(Stored data entries)
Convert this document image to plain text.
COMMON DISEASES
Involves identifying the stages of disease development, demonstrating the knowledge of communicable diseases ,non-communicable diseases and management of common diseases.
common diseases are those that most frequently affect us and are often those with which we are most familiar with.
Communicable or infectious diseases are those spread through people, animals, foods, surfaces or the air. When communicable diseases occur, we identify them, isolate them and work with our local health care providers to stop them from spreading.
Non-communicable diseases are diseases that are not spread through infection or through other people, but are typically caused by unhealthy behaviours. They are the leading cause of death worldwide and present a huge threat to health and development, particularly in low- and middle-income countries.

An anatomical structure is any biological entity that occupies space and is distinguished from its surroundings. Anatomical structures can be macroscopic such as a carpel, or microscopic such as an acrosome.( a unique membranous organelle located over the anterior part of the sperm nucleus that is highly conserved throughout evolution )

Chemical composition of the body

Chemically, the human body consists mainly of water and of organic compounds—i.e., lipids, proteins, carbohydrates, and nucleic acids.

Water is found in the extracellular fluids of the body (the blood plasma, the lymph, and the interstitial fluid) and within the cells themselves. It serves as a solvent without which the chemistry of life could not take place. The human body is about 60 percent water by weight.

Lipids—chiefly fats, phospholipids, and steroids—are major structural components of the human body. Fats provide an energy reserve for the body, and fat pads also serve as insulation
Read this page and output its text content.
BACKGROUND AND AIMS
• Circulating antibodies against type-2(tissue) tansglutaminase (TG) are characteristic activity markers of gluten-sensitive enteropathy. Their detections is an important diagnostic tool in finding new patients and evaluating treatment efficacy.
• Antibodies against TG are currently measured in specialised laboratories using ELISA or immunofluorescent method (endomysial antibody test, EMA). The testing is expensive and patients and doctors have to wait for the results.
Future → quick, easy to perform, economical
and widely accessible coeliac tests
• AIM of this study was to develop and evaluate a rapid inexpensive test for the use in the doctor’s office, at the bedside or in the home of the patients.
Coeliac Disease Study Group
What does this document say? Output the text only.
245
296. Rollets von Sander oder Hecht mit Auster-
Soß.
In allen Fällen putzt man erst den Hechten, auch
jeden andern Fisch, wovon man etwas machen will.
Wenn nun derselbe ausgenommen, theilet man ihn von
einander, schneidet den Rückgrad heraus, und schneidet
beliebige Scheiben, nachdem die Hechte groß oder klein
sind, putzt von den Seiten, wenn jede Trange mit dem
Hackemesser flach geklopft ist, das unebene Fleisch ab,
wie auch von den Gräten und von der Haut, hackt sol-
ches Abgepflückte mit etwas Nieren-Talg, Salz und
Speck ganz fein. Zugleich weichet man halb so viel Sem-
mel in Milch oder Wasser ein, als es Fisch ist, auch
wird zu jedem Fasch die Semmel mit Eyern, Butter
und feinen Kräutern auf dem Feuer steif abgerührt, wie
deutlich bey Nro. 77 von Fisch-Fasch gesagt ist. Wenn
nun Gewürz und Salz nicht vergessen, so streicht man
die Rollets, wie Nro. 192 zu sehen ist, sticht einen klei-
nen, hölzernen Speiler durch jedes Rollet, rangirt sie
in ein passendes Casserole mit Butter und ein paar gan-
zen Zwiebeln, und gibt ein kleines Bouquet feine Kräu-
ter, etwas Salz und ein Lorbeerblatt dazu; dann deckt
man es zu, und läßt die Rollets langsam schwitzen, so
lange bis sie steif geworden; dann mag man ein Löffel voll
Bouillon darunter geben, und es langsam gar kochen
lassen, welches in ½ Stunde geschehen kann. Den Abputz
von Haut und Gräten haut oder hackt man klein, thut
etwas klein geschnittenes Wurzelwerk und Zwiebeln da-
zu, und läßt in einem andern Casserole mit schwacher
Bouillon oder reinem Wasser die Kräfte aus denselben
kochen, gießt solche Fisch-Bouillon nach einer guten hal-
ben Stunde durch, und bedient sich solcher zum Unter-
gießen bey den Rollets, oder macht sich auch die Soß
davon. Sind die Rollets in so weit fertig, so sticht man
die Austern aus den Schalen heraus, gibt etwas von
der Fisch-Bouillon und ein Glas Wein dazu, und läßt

> _PROBLEM TO SOLVE_
Look through the entries, and return every line that the word "hackt" appears in.

> _RESULT FOR THIS EXERCISE_
wie auch von den Gräten und von der Haut, hackt sol-
von Haut und Gräten haut oder hackt man klein, thut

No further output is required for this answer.